### Information provided
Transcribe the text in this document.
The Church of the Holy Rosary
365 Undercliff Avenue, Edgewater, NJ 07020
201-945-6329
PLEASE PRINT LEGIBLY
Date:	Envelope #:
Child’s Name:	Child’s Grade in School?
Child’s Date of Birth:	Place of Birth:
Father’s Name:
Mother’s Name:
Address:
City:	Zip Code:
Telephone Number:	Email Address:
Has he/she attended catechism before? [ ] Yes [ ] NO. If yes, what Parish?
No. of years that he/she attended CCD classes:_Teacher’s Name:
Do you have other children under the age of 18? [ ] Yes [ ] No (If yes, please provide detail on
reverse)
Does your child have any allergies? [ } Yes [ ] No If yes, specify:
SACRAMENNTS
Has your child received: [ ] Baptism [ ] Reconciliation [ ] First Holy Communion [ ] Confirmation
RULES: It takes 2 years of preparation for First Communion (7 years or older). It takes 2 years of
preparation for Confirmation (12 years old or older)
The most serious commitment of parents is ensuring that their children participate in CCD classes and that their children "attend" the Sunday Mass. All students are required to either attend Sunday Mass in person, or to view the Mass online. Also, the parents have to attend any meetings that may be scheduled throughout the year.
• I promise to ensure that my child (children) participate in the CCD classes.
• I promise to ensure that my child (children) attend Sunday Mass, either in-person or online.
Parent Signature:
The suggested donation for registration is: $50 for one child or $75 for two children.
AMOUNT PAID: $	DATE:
######
Task brief:
Take the listing above and write it out again exactly.

Output of the exercise:
Transcribe the text in this document.
The Church of the Holy Rosary
365 Undercliff Avenue, Edgewater, NJ 07020
201-945-6329
PLEASE PRINT LEGIBLY
Date:	Envelope #:
Child’s Name:	Child’s Grade in School?
Child’s Date of Birth:	Place of Birth:
Father’s Name:
Mother’s Name:
Address:
City:	Zip Code:
Telephone Number:	Email Address:
Has he/she attended catechism before? [ ] Yes [ ] NO. If yes, what Parish?
No. of years that he/she attended CCD classes:_Teacher’s Name:
Do you have other children under the age of 18? [ ] Yes [ ] No (If yes, please provide detail on
reverse)
Does your child have any allergies? [ } Yes [ ] No If yes, specify:
SACRAMENNTS
Has your child received: [ ] Baptism [ ] Reconciliation [ ] First Holy Communion [ ] Confirmation
RULES: It takes 2 years of preparation for First Communion (7 years or older). It takes 2 years of
preparation for Confirmation (12 years old or older)
The most serious commitment of parents is ensuring that their children participate in CCD classes and that their children "attend" the Sunday Mass. All students are required to either attend Sunday Mass in person, or to view the Mass online. Also, the parents have to attend any meetings that may be scheduled throughout the year.
• I promise to ensure that my child (children) participate in the CCD classes.
• I promise to ensure that my child (children) attend Sunday Mass, either in-person or online.
Parent Signature:
The suggested donation for registration is: $50 for one child or $75 for two children.
AMOUNT PAID: $	DATE:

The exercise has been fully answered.